Challenge: Out of the lines below, please list those that hold the string "несвязанной".

Given data:
======

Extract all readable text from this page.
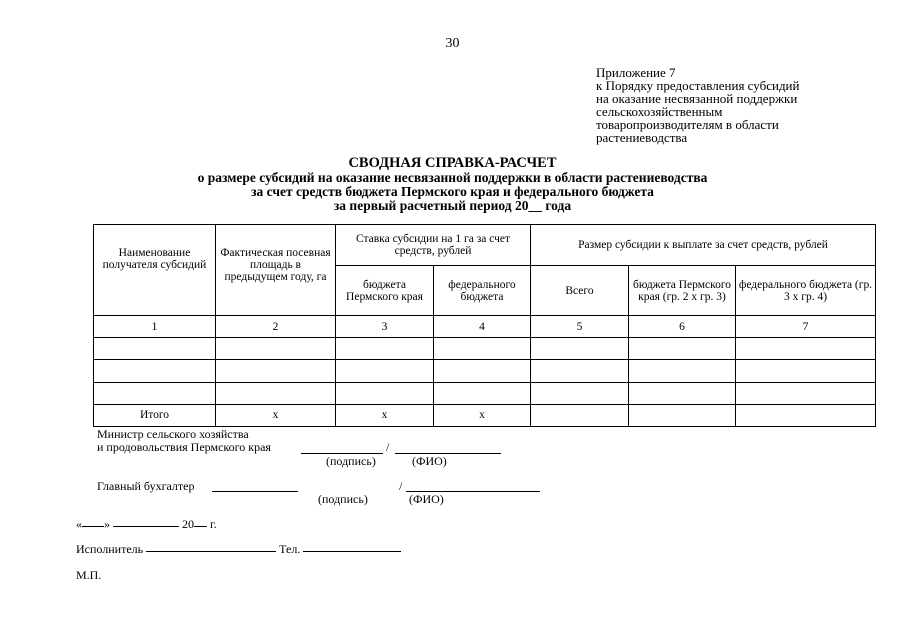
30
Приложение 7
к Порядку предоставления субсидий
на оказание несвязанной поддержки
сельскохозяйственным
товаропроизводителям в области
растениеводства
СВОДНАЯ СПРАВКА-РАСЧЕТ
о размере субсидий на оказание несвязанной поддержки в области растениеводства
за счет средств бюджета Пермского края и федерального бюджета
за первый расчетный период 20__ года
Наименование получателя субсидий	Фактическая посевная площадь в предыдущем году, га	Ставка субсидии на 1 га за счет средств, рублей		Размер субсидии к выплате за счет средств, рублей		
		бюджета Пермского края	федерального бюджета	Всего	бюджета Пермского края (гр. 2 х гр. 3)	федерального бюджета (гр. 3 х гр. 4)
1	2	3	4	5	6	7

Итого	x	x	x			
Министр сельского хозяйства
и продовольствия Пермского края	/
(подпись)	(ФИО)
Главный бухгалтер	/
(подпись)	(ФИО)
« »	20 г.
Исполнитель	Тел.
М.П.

======

Task answer:
на оказание несвязанной поддержки
о размере субсидий на оказание несвязанной поддержки в области растениеводства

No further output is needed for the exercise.